What you will do: Take the material below and write it all out again exactly.

(Data excerpts)
┌──
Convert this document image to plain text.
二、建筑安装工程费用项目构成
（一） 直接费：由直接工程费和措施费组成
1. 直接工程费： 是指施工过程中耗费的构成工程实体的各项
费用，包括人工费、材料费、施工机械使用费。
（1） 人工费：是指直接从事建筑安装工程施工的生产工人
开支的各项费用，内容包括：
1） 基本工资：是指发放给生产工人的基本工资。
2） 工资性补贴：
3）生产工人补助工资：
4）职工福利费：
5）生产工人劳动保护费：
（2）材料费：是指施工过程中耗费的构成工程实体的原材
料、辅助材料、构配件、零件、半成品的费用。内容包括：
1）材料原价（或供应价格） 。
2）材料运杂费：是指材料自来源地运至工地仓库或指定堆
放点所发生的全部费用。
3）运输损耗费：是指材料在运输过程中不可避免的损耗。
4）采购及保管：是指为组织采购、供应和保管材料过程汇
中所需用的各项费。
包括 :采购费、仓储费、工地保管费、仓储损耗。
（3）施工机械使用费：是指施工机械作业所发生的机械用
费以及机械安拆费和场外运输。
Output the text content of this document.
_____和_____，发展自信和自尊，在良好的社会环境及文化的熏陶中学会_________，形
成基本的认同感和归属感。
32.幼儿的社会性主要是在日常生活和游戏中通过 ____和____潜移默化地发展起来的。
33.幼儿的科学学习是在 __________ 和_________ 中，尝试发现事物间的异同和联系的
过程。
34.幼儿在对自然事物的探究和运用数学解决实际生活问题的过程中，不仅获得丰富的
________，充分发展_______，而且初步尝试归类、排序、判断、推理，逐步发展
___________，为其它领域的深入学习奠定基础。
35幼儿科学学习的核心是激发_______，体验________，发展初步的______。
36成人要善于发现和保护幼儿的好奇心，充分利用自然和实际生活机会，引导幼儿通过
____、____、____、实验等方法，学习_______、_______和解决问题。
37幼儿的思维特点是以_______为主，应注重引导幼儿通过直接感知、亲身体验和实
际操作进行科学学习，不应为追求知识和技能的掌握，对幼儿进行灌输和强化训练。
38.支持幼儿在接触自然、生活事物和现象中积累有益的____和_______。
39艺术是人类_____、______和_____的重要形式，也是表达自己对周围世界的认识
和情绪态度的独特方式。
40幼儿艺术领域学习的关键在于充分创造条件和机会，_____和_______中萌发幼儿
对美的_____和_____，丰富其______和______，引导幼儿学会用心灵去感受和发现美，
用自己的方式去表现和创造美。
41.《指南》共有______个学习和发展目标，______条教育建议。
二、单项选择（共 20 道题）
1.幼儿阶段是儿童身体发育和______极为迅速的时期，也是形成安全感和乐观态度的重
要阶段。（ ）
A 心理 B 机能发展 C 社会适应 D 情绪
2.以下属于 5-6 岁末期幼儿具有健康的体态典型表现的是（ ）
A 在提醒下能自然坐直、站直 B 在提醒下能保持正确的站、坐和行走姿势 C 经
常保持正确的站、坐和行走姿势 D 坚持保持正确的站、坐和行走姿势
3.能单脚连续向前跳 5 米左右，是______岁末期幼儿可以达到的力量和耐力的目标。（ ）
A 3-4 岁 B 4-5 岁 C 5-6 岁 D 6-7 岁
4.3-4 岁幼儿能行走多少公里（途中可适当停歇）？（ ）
└──
Solved exercise:
Convert this document image to plain text.
二、建筑安装工程费用项目构成
（一） 直接费：由直接工程费和措施费组成
1. 直接工程费： 是指施工过程中耗费的构成工程实体的各项
费用，包括人工费、材料费、施工机械使用费。
（1） 人工费：是指直接从事建筑安装工程施工的生产工人
开支的各项费用，内容包括：
1） 基本工资：是指发放给生产工人的基本工资。
2） 工资性补贴：
3）生产工人补助工资：
4）职工福利费：
5）生产工人劳动保护费：
（2）材料费：是指施工过程中耗费的构成工程实体的原材
料、辅助材料、构配件、零件、半成品的费用。内容包括：
1）材料原价（或供应价格） 。
2）材料运杂费：是指材料自来源地运至工地仓库或指定堆
放点所发生的全部费用。
3）运输损耗费：是指材料在运输过程中不可避免的损耗。
4）采购及保管：是指为组织采购、供应和保管材料过程汇
中所需用的各项费。
包括 :采购费、仓储费、工地保管费、仓储损耗。
（3）施工机械使用费：是指施工机械作业所发生的机械用
费以及机械安拆费和场外运输。
Output the text content of this document.
_____和_____，发展自信和自尊，在良好的社会环境及文化的熏陶中学会_________，形
成基本的认同感和归属感。
32.幼儿的社会性主要是在日常生活和游戏中通过 ____和____潜移默化地发展起来的。
33.幼儿的科学学习是在 __________ 和_________ 中，尝试发现事物间的异同和联系的
过程。
34.幼儿在对自然事物的探究和运用数学解决实际生活问题的过程中，不仅获得丰富的
________，充分发展_______，而且初步尝试归类、排序、判断、推理，逐步发展
___________，为其它领域的深入学习奠定基础。
35幼儿科学学习的核心是激发_______，体验________，发展初步的______。
36成人要善于发现和保护幼儿的好奇心，充分利用自然和实际生活机会，引导幼儿通过
____、____、____、实验等方法，学习_______、_______和解决问题。
37幼儿的思维特点是以_______为主，应注重引导幼儿通过直接感知、亲身体验和实
际操作进行科学学习，不应为追求知识和技能的掌握，对幼儿进行灌输和强化训练。
38.支持幼儿在接触自然、生活事物和现象中积累有益的____和_______。
39艺术是人类_____、______和_____的重要形式，也是表达自己对周围世界的认识
和情绪态度的独特方式。
40幼儿艺术领域学习的关键在于充分创造条件和机会，_____和_______中萌发幼儿
对美的_____和_____，丰富其______和______，引导幼儿学会用心灵去感受和发现美，
用自己的方式去表现和创造美。
41.《指南》共有______个学习和发展目标，______条教育建议。
二、单项选择（共 20 道题）
1.幼儿阶段是儿童身体发育和______极为迅速的时期，也是形成安全感和乐观态度的重
要阶段。（ ）
A 心理 B 机能发展 C 社会适应 D 情绪
2.以下属于 5-6 岁末期幼儿具有健康的体态典型表现的是（ ）
A 在提醒下能自然坐直、站直 B 在提醒下能保持正确的站、坐和行走姿势 C 经
常保持正确的站、坐和行走姿势 D 坚持保持正确的站、坐和行走姿势
3.能单脚连续向前跳 5 米左右，是______岁末期幼儿可以达到的力量和耐力的目标。（ ）
A 3-4 岁 B 4-5 岁 C 5-6 岁 D 6-7 岁
4.3-4 岁幼儿能行走多少公里（途中可适当停歇）？（ ）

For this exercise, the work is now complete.